◆ **Exercise task**
Below you will find a set of lines. Repeat them all exactly.

◆ **Material supplied**
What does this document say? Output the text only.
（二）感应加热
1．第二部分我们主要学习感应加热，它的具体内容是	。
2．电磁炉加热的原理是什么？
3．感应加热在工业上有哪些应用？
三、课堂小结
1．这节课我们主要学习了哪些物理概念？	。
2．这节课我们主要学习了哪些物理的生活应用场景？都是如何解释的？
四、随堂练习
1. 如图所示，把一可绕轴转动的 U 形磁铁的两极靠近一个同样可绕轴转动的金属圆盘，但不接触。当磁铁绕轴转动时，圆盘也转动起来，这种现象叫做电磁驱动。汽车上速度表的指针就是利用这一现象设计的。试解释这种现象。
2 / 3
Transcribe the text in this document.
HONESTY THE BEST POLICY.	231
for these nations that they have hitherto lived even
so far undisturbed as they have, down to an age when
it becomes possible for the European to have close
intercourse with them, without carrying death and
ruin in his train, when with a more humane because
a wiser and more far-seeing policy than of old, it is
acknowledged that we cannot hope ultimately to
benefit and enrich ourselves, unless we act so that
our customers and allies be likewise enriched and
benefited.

◆ **Result**
What does this document say? Output the text only.
（二）感应加热
1．第二部分我们主要学习感应加热，它的具体内容是	。
2．电磁炉加热的原理是什么？
3．感应加热在工业上有哪些应用？
三、课堂小结
1．这节课我们主要学习了哪些物理概念？	。
2．这节课我们主要学习了哪些物理的生活应用场景？都是如何解释的？
四、随堂练习
1. 如图所示，把一可绕轴转动的 U 形磁铁的两极靠近一个同样可绕轴转动的金属圆盘，但不接触。当磁铁绕轴转动时，圆盘也转动起来，这种现象叫做电磁驱动。汽车上速度表的指针就是利用这一现象设计的。试解释这种现象。
2 / 3
Transcribe the text in this document.
HONESTY THE BEST POLICY.	231
for these nations that they have hitherto lived even
so far undisturbed as they have, down to an age when
it becomes possible for the European to have close
intercourse with them, without carrying death and
ruin in his train, when with a more humane because
a wiser and more far-seeing policy than of old, it is
acknowledged that we cannot hope ultimately to
benefit and enrich ourselves, unless we act so that
our customers and allies be likewise enriched and
benefited.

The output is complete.